What is required:
Each entry below needs to be transcribed verbatim; the images should not appear.

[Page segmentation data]
+===+

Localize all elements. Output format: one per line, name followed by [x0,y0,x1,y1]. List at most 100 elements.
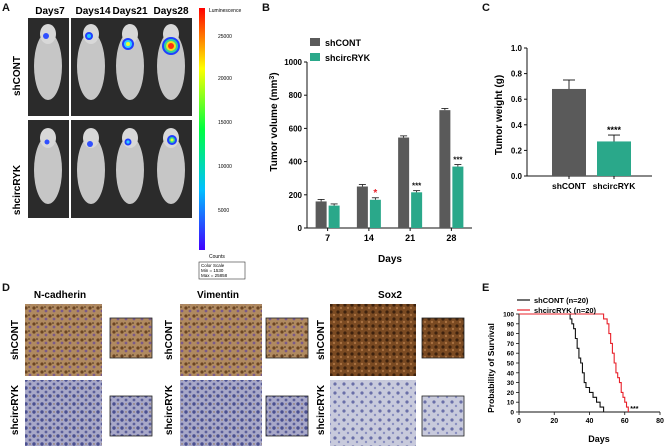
significance-label: *** [412,182,422,191]
x-tick-label: 20 [550,418,558,425]
y-tick-label: 1000 [284,58,302,67]
x-tick-label: 28 [446,233,456,243]
row-label: shCONT [10,320,21,360]
ihc-inset [421,317,465,359]
y-tick-label: 600 [289,124,303,133]
bar-shCONT [439,110,451,228]
legend-label-shcircryk: shcircRYK [325,53,371,63]
x-tick-label: shCONT [552,181,587,191]
survival-curve-shcircRYK (n=20) [519,313,629,412]
row-label: shcircRYK [10,384,21,435]
panel-label-d: D [2,282,10,294]
panel-a-imaging: Days7 Days14 Days21 Days28 shCONT shcirc… [12,6,246,280]
ihc-image [25,380,102,446]
y-tick-label: 40 [507,370,515,377]
y-tick-label: 70 [507,341,515,348]
bar-shCONT [356,186,368,228]
y-tick-label: 90 [507,321,515,328]
y-tick-label: 0.4 [511,121,523,130]
mouse-image [28,18,69,116]
row-label: shcircRYK [164,384,175,435]
row-label: shcircRYK [316,384,327,435]
bar-shcircRYK [452,166,464,228]
legend-label: shcircRYK (n=20) [534,306,597,315]
y-tick-label: 20 [507,390,515,397]
y-tick-label: 0.8 [511,70,523,79]
significance-label: *** [453,156,463,165]
x-tick-label: shcircRYK [593,181,637,191]
y-tick-label: 800 [289,91,303,100]
y-axis-label: Probability of Survival [486,323,496,413]
y-tick-label: 60 [507,351,515,358]
x-tick-label: 80 [656,418,664,425]
mouse-image [151,18,192,116]
bar-shcircRYK [328,205,340,228]
x-tick-label: 40 [586,418,594,425]
y-tick-label: 0.0 [511,172,523,181]
ihc-inset [109,395,153,437]
ihc-inset [265,395,309,437]
colorbar-tick: 15000 [218,120,232,126]
y-tick-label: 100 [503,312,514,319]
day-label: Days14 [75,6,110,17]
y-tick-label: 0.6 [511,95,523,104]
panel-label-e: E [482,282,490,294]
ihc-image [180,380,262,446]
bar-shCONT [398,137,410,228]
bar-shcircRYK [597,141,631,176]
row-label-shcircryk: shcircRYK [12,164,23,215]
ihc-image [180,304,262,376]
significance-label: **** [607,125,622,135]
panel-label-c: C [482,2,490,14]
day-label: Days7 [35,6,65,17]
color-scale-box [198,261,246,280]
ihc-inset [265,317,309,359]
colorbar-tick: 25000 [218,34,232,40]
x-axis-label: Days [378,254,402,265]
stain-title: Sox2 [378,290,402,301]
panel-d-ihc: N-cadherin Vimentin Sox2 shCONT shcircRY… [10,290,465,446]
x-axis-label: Days [588,434,610,444]
y-tick-label: 10 [507,400,515,407]
row-label: shCONT [316,320,327,360]
mouse-image [28,120,69,218]
y-tick-label: 0 [510,410,514,417]
color-scale-line: Color Scale [201,263,225,268]
y-tick-label: 50 [507,361,515,368]
colorbar-units: Counts [209,254,225,260]
color-scale-line: Min = 1530 [201,268,224,273]
legend-swatch-shcont [310,38,320,46]
y-tick-label: 30 [507,380,515,387]
stain-title: N-cadherin [34,290,86,301]
colorbar-title: Luminescence [209,8,241,14]
day-label: Days21 [112,6,147,17]
mouse-image [151,120,192,218]
bar-shCONT [315,201,327,228]
x-tick-label: 14 [364,233,374,243]
legend-label: shCONT (n=20) [534,296,589,305]
y-tick-label: 1.0 [511,44,523,53]
survival-curve-shCONT (n=20) [519,313,605,412]
y-tick-label: 200 [289,191,303,200]
stain-title: Vimentin [197,290,239,301]
significance-label: *** [630,406,638,413]
ihc-image [25,304,102,376]
survival-chart: 0 10 20 30 40 50 60 70 80 90 100 0 20 40 60 80 *** shCO… [486,296,664,444]
color-scale-line: Max = 25858 [201,273,228,278]
mouse-image [71,120,112,218]
y-tick-label: 400 [289,158,303,167]
colorbar-tick: 5000 [218,208,229,214]
ihc-image [330,380,416,446]
significance-label: * [373,188,377,199]
y-tick-label: 80 [507,331,515,338]
x-tick-label: 0 [517,418,521,425]
y-tick-label: 0.2 [511,146,523,155]
y-axis-label: Tumor volume (mm3) [269,72,281,171]
bar-shcircRYK [369,199,381,228]
row-label: shCONT [164,320,175,360]
colorbar-tick: 10000 [218,164,232,170]
day-label: Days28 [153,6,188,17]
panel-label-a: A [2,2,10,14]
colorbar-tick: 20000 [218,76,232,82]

+===+

Result for this task:
Localize all elements. Output format: one per line, name followed by [x0,y0,x1,y1]. List at most 100 elements.
significance-label: *** [412,182,422,191]
x-tick-label: 20 [550,418,558,425]
y-tick-label: 1000 [284,58,302,67]
x-tick-label: 28 [446,233,456,243]
row-label: shCONT [10,320,21,360]
ihc-inset [421,317,465,359]
y-tick-label: 600 [289,124,303,133]
bar-shCONT [439,110,451,228]
legend-label-shcircryk: shcircRYK [325,53,371,63]
x-tick-label: shCONT [552,181,587,191]
survival-curve-shcircRYK (n=20) [519,313,629,412]
row-label: shcircRYK [10,384,21,435]
panel-label-d: D [2,282,10,294]
panel-a-imaging: Days7 Days14 Days21 Days28 shCONT shcirc… [12,6,246,280]
ihc-image [25,380,102,446]
y-tick-label: 40 [507,370,515,377]
y-tick-label: 70 [507,341,515,348]
bar-shCONT [356,186,368,228]
y-tick-label: 90 [507,321,515,328]
y-tick-label: 0.4 [511,121,523,130]
mouse-image [28,18,69,116]
row-label: shcircRYK [164,384,175,435]
row-label: shcircRYK [316,384,327,435]
bar-shcircRYK [452,166,464,228]
legend-label: shcircRYK (n=20) [534,306,597,315]
y-tick-label: 20 [507,390,515,397]
y-tick-label: 0.8 [511,70,523,79]
significance-label: *** [453,156,463,165]
x-tick-label: shcircRYK [593,181,637,191]
y-tick-label: 800 [289,91,303,100]
y-axis-label: Probability of Survival [486,323,496,413]
y-tick-label: 60 [507,351,515,358]
x-tick-label: 80 [656,418,664,425]
mouse-image [151,18,192,116]
bar-shcircRYK [328,205,340,228]
x-tick-label: 40 [586,418,594,425]
y-tick-label: 0.0 [511,172,523,181]
ihc-inset [109,395,153,437]
ihc-inset [265,395,309,437]
colorbar-tick: 15000 [218,120,232,126]
y-tick-label: 100 [503,312,514,319]
day-label: Days14 [75,6,110,17]
y-tick-label: 0.6 [511,95,523,104]
panel-label-e: E [482,282,490,294]
ihc-image [180,380,262,446]
bar-shCONT [398,137,410,228]
bar-shcircRYK [597,141,631,176]
row-label-shcircryk: shcircRYK [12,164,23,215]
ihc-image [180,304,262,376]
significance-label: **** [607,125,622,135]
panel-label-c: C [482,2,490,14]
day-label: Days7 [35,6,65,17]
color-scale-box [198,261,246,280]
ihc-inset [265,317,309,359]
colorbar-tick: 25000 [218,34,232,40]
x-axis-label: Days [378,254,402,265]
stain-title: Sox2 [378,290,402,301]
panel-d-ihc: N-cadherin Vimentin Sox2 shCONT shcircRY… [10,290,465,446]
x-axis-label: Days [588,434,610,444]
y-tick-label: 10 [507,400,515,407]
row-label: shCONT [316,320,327,360]
mouse-image [28,120,69,218]
y-tick-label: 0 [510,410,514,417]
color-scale-line: Color Scale [201,263,225,268]
y-tick-label: 50 [507,361,515,368]
colorbar-units: Counts [209,254,225,260]
color-scale-line: Min = 1530 [201,268,224,273]
legend-swatch-shcont [310,38,320,46]
y-tick-label: 30 [507,380,515,387]
stain-title: N-cadherin [34,290,86,301]
colorbar-title: Luminescence [209,8,241,14]
day-label: Days21 [112,6,147,17]
mouse-image [151,120,192,218]
bar-shCONT [315,201,327,228]
x-tick-label: 14 [364,233,374,243]
legend-label: shCONT (n=20) [534,296,589,305]
y-tick-label: 1.0 [511,44,523,53]
survival-curve-shCONT (n=20) [519,313,605,412]
y-tick-label: 200 [289,191,303,200]
stain-title: Vimentin [197,290,239,301]
significance-label: *** [630,406,638,413]
ihc-image [25,304,102,376]
survival-chart: 0 10 20 30 40 50 60 70 80 90 100 0 20 40 60 80 *** shCO… [486,296,664,444]
color-scale-line: Max = 25858 [201,273,228,278]
mouse-image [71,120,112,218]
y-tick-label: 400 [289,158,303,167]
colorbar-tick: 5000 [218,208,229,214]
ihc-image [330,380,416,446]
significance-label: * [373,188,377,199]
y-tick-label: 80 [507,331,515,338]
x-tick-label: 0 [517,418,521,425]
y-tick-label: 0.2 [511,146,523,155]
y-axis-label: Tumor volume (mm3) [269,72,281,171]
bar-shcircRYK [369,199,381,228]
row-label: shCONT [164,320,175,360]
colorbar-tick: 10000 [218,164,232,170]
day-label: Days28 [153,6,188,17]
panel-label-a: A [2,2,10,14]
colorbar-tick: 20000 [218,76,232,82]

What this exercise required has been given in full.